Passage shown:
>> start

The state has also apprehensions about Maharashtra and Karnataka taking up new projects since their allocations have gone up. In its petition to the tribunal in 2011, Andhra Pradesh had alleged that both the upper riparian states have already taken up many new projects and were utilising more water than the original allocations by the Bachawat tribunal.

But the Brijesh Kumar tribunal has dismissed all these fears, saying they are baseless. Besides, the tribunal points out there will be an implementation board which will see to it that all the three states abide by the final ruling and utilise only that much quantity of water which is allocated to each state.

When the interim award was pronounced, the Andhra Pradesh government had filed a special leave petition in the Supreme Court, challenging the award. Subsequently the Supreme Court had asked the Central government not to publish the award in its gazette. It had asked Andhra Pradesh to approach it again if the state had any complaint after the final award.

The allocation by Brijesh Kumar tribunal will not be notified until the case is disposed of.

Protests intensify

Meanwhile, since elections to Parliament as well as the state Assembly are round the corner, poitical parties are trying to fish in troubled waters, making the tribunal’s award an issue. Farmers’ associations have decided to intensify their protests against the award. A meeting of the associations held in Hyderabad on December 2 has decided to go ahead with a three-pronged action plan: mobilise people against he award, mounting pressure on the state and the central governments to scrap the award and resort to legal course if needed. Political parties have also taken to the streets.

>> end

Dataset rows:
>> start

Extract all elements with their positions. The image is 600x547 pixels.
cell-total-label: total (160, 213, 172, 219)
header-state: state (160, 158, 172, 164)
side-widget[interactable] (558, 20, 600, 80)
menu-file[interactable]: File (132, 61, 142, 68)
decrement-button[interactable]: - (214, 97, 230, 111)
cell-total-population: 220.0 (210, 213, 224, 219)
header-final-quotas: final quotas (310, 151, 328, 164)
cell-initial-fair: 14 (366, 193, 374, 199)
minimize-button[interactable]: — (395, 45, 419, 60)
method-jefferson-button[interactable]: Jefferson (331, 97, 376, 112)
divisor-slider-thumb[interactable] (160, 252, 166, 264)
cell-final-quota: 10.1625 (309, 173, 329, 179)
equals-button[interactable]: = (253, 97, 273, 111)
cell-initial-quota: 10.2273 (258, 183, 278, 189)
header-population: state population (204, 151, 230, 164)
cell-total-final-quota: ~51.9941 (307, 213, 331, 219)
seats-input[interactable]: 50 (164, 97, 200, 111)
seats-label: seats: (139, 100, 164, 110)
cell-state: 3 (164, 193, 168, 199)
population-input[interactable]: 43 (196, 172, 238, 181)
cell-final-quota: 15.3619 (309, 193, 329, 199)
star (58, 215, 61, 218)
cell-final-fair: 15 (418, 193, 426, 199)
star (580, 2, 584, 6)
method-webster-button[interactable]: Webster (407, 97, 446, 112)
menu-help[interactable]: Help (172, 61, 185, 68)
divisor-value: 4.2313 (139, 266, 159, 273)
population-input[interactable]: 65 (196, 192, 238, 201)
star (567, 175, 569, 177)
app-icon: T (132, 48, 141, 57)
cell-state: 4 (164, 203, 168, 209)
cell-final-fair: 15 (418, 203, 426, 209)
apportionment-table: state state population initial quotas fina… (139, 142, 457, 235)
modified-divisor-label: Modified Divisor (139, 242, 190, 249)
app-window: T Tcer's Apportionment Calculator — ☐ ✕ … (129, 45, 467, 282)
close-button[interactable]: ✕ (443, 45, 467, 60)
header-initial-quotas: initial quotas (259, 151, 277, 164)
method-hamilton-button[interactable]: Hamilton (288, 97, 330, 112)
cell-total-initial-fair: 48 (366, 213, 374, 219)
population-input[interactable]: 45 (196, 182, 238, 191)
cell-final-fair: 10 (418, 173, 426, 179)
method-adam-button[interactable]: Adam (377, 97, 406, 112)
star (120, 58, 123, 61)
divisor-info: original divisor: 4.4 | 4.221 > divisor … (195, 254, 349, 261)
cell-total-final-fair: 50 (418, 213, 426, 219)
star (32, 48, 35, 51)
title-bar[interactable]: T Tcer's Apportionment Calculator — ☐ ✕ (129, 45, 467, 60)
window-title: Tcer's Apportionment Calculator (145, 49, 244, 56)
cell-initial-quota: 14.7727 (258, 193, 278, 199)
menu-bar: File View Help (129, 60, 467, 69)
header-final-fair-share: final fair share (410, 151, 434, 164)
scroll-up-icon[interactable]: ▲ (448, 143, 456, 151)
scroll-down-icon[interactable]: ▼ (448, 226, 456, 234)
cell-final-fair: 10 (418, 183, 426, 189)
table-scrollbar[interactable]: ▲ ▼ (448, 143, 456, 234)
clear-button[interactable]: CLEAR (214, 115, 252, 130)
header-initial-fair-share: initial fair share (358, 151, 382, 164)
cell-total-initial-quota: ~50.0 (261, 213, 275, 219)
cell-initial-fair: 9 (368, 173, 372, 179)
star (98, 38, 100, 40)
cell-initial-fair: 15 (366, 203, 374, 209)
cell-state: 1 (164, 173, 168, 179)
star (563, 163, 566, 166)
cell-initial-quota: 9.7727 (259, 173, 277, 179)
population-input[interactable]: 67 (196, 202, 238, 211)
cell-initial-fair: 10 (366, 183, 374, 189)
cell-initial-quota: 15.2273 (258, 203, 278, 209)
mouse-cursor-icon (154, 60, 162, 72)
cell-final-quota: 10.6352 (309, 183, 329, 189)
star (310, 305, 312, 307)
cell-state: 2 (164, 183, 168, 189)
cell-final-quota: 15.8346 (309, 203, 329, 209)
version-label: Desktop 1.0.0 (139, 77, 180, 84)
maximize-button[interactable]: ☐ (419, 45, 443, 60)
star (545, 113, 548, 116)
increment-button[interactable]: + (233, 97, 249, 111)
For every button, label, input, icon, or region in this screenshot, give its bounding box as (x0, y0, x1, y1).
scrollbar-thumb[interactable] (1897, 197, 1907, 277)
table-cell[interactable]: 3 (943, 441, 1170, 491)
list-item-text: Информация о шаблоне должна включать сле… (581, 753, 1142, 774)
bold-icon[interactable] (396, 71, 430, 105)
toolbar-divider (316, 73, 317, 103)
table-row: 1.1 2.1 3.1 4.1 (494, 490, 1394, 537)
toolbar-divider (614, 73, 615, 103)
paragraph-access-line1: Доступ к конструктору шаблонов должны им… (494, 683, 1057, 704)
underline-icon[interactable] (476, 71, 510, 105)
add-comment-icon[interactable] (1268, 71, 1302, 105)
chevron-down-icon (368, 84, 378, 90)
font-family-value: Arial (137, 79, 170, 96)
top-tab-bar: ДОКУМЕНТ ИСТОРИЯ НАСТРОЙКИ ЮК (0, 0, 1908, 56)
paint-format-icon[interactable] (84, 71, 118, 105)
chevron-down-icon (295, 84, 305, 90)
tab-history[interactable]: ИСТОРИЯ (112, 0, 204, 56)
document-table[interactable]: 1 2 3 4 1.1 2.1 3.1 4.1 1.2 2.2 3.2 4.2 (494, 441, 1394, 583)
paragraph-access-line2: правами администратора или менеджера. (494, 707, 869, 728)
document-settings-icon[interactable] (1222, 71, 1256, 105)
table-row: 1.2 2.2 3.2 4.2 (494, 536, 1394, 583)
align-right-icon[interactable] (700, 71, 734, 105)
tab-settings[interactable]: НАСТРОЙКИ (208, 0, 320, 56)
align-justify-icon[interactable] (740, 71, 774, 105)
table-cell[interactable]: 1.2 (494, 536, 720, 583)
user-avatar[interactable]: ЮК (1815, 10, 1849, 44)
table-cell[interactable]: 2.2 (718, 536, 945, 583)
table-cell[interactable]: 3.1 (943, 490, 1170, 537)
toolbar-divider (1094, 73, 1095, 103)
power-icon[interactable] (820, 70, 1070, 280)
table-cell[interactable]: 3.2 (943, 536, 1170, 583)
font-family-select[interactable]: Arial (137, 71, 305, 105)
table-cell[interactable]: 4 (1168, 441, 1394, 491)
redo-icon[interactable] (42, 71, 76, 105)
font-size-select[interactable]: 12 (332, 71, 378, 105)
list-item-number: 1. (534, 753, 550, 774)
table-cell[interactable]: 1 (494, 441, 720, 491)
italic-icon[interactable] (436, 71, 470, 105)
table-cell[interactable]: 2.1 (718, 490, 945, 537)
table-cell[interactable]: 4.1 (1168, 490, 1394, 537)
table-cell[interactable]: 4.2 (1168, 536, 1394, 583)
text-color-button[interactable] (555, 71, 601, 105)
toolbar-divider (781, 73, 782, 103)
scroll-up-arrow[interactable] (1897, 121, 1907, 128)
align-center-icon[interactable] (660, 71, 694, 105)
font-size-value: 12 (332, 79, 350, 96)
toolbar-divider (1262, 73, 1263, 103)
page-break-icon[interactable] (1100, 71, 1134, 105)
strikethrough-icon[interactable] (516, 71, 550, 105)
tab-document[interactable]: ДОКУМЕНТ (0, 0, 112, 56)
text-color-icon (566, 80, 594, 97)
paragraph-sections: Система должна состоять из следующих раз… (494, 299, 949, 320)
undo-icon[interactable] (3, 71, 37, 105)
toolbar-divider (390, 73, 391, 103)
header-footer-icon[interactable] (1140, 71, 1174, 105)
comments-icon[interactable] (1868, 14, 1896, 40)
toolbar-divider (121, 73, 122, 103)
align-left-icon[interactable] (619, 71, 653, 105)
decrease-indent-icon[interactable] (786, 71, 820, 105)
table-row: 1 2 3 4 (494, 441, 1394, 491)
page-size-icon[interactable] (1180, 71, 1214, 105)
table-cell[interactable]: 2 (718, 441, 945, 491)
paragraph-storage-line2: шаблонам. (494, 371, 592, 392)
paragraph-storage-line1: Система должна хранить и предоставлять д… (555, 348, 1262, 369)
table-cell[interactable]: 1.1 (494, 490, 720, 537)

>> end

Do this:
Retype the passage about the Brijesh Kumar tribunal's award in full, word for word, from its first sentence to its last.

Output for this task:
The state has also apprehensions about Maharashtra and Karnataka taking up new projects since their allocations have gone up. In its petition to the tribunal in 2011, Andhra Pradesh had alleged that both the upper riparian states have already taken up many new projects and were utilising more water than the original allocations by the Bachawat tribunal.

But the Brijesh Kumar tribunal has dismissed all these fears, saying they are baseless. Besides, the tribunal points out there will be an implementation board which will see to it that all the three states abide by the final ruling and utilise only that much quantity of water which is allocated to each state.

When the interim award was pronounced, the Andhra Pradesh government had filed a special leave petition in the Supreme Court, challenging the award. Subsequently the Supreme Court had asked the Central government not to publish the award in its gazette. It had asked Andhra Pradesh to approach it again if the state had any complaint after the final award.

The allocation by Brijesh Kumar tribunal will not be notified until the case is disposed of.

Protests intensify

Meanwhile, since elections to Parliament as well as the state Assembly are round the corner, poitical parties are trying to fish in troubled waters, making the tribunal’s award an issue. Farmers’ associations have decided to intensify their protests against the award. A meeting of the associations held in Hyderabad on December 2 has decided to go ahead with a three-pronged action plan: mobilise people against he award, mounting pressure on the state and the central governments to scrap the award and resort to legal course if needed. Political parties have also taken to the streets.